→ **Task details**: Please repeat all of the lines that follow, exactly as written.

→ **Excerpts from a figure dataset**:
▬▬▬
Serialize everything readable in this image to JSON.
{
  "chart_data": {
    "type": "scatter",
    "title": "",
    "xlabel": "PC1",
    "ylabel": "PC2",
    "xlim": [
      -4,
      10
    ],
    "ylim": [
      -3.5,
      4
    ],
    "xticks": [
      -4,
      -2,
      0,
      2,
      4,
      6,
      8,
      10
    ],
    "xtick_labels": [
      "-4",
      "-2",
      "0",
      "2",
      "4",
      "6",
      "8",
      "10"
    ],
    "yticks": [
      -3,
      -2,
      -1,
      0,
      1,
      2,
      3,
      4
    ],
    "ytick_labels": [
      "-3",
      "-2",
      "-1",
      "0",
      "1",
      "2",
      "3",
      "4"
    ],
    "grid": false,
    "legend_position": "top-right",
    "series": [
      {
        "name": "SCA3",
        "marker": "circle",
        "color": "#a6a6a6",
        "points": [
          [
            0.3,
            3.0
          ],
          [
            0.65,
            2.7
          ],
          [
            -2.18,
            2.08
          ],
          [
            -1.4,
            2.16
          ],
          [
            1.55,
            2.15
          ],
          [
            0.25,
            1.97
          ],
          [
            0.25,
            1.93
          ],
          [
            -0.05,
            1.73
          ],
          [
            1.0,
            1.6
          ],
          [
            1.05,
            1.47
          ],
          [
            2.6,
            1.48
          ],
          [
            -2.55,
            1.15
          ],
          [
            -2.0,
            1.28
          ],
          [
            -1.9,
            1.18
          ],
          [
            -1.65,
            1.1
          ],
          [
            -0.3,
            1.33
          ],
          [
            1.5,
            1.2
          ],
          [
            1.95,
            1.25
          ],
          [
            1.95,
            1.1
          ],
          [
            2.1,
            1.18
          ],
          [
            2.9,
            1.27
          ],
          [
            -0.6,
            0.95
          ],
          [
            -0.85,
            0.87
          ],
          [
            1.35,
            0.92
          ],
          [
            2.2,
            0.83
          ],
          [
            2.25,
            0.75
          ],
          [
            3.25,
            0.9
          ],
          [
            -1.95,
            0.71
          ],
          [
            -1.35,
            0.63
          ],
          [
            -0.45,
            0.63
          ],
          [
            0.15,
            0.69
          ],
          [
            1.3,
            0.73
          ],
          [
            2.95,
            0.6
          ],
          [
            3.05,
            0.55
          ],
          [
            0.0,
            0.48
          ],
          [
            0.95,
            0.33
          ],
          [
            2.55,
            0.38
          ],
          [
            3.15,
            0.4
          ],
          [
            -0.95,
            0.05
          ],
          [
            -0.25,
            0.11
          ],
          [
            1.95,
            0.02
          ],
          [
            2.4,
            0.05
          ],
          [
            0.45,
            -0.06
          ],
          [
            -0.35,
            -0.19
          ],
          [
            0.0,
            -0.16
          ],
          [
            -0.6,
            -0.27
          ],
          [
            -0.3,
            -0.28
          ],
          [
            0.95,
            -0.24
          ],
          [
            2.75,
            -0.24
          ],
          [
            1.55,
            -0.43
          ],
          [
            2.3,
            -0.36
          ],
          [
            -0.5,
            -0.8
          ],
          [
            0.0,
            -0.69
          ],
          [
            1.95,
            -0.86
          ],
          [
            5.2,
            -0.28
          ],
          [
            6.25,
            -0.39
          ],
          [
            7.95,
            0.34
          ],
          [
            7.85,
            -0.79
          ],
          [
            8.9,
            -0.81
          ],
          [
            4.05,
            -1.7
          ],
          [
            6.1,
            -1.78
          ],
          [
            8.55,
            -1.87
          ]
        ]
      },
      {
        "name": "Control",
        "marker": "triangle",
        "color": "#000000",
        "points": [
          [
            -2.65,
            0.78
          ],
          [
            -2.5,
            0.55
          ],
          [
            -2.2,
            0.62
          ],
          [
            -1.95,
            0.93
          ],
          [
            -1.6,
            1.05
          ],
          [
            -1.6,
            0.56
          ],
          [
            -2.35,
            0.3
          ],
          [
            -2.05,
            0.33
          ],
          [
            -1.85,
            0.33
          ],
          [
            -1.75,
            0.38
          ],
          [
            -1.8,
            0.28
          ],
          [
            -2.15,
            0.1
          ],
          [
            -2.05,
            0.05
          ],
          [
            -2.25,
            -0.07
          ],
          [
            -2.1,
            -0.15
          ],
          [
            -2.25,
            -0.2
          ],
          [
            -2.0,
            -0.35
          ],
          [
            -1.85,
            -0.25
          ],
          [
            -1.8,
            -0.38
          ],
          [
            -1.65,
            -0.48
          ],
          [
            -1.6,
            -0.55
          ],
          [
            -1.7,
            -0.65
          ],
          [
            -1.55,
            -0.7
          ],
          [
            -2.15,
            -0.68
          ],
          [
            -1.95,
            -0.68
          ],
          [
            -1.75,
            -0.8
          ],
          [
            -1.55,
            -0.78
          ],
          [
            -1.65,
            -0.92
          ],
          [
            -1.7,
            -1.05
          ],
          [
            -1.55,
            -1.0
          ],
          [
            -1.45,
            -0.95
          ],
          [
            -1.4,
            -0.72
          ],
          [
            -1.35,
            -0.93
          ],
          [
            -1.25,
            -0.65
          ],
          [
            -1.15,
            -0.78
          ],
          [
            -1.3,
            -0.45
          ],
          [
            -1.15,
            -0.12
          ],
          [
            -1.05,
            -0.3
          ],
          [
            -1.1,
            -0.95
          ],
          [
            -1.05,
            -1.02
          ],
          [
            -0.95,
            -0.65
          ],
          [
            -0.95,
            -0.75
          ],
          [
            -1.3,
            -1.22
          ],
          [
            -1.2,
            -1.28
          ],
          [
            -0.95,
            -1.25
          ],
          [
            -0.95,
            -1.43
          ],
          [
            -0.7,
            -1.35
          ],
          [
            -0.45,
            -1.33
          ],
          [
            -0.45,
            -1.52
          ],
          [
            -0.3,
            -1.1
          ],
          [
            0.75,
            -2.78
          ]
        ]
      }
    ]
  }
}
▬▬▬
→ **Reply to the exercise**:
Serialize everything readable in this image to JSON.
{
  "chart_data": {
    "type": "scatter",
    "title": "",
    "xlabel": "PC1",
    "ylabel": "PC2",
    "xlim": [
      -4,
      10
    ],
    "ylim": [
      -3.5,
      4
    ],
    "xticks": [
      -4,
      -2,
      0,
      2,
      4,
      6,
      8,
      10
    ],
    "xtick_labels": [
      "-4",
      "-2",
      "0",
      "2",
      "4",
      "6",
      "8",
      "10"
    ],
    "yticks": [
      -3,
      -2,
      -1,
      0,
      1,
      2,
      3,
      4
    ],
    "ytick_labels": [
      "-3",
      "-2",
      "-1",
      "0",
      "1",
      "2",
      "3",
      "4"
    ],
    "grid": false,
    "legend_position": "top-right",
    "series": [
      {
        "name": "SCA3",
        "marker": "circle",
        "color": "#a6a6a6",
        "points": [
          [
            0.3,
            3.0
          ],
          [
            0.65,
            2.7
          ],
          [
            -2.18,
            2.08
          ],
          [
            -1.4,
            2.16
          ],
          [
            1.55,
            2.15
          ],
          [
            0.25,
            1.97
          ],
          [
            0.25,
            1.93
          ],
          [
            -0.05,
            1.73
          ],
          [
            1.0,
            1.6
          ],
          [
            1.05,
            1.47
          ],
          [
            2.6,
            1.48
          ],
          [
            -2.55,
            1.15
          ],
          [
            -2.0,
            1.28
          ],
          [
            -1.9,
            1.18
          ],
          [
            -1.65,
            1.1
          ],
          [
            -0.3,
            1.33
          ],
          [
            1.5,
            1.2
          ],
          [
            1.95,
            1.25
          ],
          [
            1.95,
            1.1
          ],
          [
            2.1,
            1.18
          ],
          [
            2.9,
            1.27
          ],
          [
            -0.6,
            0.95
          ],
          [
            -0.85,
            0.87
          ],
          [
            1.35,
            0.92
          ],
          [
            2.2,
            0.83
          ],
          [
            2.25,
            0.75
          ],
          [
            3.25,
            0.9
          ],
          [
            -1.95,
            0.71
          ],
          [
            -1.35,
            0.63
          ],
          [
            -0.45,
            0.63
          ],
          [
            0.15,
            0.69
          ],
          [
            1.3,
            0.73
          ],
          [
            2.95,
            0.6
          ],
          [
            3.05,
            0.55
          ],
          [
            0.0,
            0.48
          ],
          [
            0.95,
            0.33
          ],
          [
            2.55,
            0.38
          ],
          [
            3.15,
            0.4
          ],
          [
            -0.95,
            0.05
          ],
          [
            -0.25,
            0.11
          ],
          [
            1.95,
            0.02
          ],
          [
            2.4,
            0.05
          ],
          [
            0.45,
            -0.06
          ],
          [
            -0.35,
            -0.19
          ],
          [
            0.0,
            -0.16
          ],
          [
            -0.6,
            -0.27
          ],
          [
            -0.3,
            -0.28
          ],
          [
            0.95,
            -0.24
          ],
          [
            2.75,
            -0.24
          ],
          [
            1.55,
            -0.43
          ],
          [
            2.3,
            -0.36
          ],
          [
            -0.5,
            -0.8
          ],
          [
            0.0,
            -0.69
          ],
          [
            1.95,
            -0.86
          ],
          [
            5.2,
            -0.28
          ],
          [
            6.25,
            -0.39
          ],
          [
            7.95,
            0.34
          ],
          [
            7.85,
            -0.79
          ],
          [
            8.9,
            -0.81
          ],
          [
            4.05,
            -1.7
          ],
          [
            6.1,
            -1.78
          ],
          [
            8.55,
            -1.87
          ]
        ]
      },
      {
        "name": "Control",
        "marker": "triangle",
        "color": "#000000",
        "points": [
          [
            -2.65,
            0.78
          ],
          [
            -2.5,
            0.55
          ],
          [
            -2.2,
            0.62
          ],
          [
            -1.95,
            0.93
          ],
          [
            -1.6,
            1.05
          ],
          [
            -1.6,
            0.56
          ],
          [
            -2.35,
            0.3
          ],
          [
            -2.05,
            0.33
          ],
          [
            -1.85,
            0.33
          ],
          [
            -1.75,
            0.38
          ],
          [
            -1.8,
            0.28
          ],
          [
            -2.15,
            0.1
          ],
          [
            -2.05,
            0.05
          ],
          [
            -2.25,
            -0.07
          ],
          [
            -2.1,
            -0.15
          ],
          [
            -2.25,
            -0.2
          ],
          [
            -2.0,
            -0.35
          ],
          [
            -1.85,
            -0.25
          ],
          [
            -1.8,
            -0.38
          ],
          [
            -1.65,
            -0.48
          ],
          [
            -1.6,
            -0.55
          ],
          [
            -1.7,
            -0.65
          ],
          [
            -1.55,
            -0.7
          ],
          [
            -2.15,
            -0.68
          ],
          [
            -1.95,
            -0.68
          ],
          [
            -1.75,
            -0.8
          ],
          [
            -1.55,
            -0.78
          ],
          [
            -1.65,
            -0.92
          ],
          [
            -1.7,
            -1.05
          ],
          [
            -1.55,
            -1.0
          ],
          [
            -1.45,
            -0.95
          ],
          [
            -1.4,
            -0.72
          ],
          [
            -1.35,
            -0.93
          ],
          [
            -1.25,
            -0.65
          ],
          [
            -1.15,
            -0.78
          ],
          [
            -1.3,
            -0.45
          ],
          [
            -1.15,
            -0.12
          ],
          [
            -1.05,
            -0.3
          ],
          [
            -1.1,
            -0.95
          ],
          [
            -1.05,
            -1.02
          ],
          [
            -0.95,
            -0.65
          ],
          [
            -0.95,
            -0.75
          ],
          [
            -1.3,
            -1.22
          ],
          [
            -1.2,
            -1.28
          ],
          [
            -0.95,
            -1.25
          ],
          [
            -0.95,
            -1.43
          ],
          [
            -0.7,
            -1.35
          ],
          [
            -0.45,
            -1.33
          ],
          [
            -0.45,
            -1.52
          ],
          [
            -0.3,
            -1.1
          ],
          [
            0.75,
            -2.78
          ]
        ]
      }
    ]
  }
}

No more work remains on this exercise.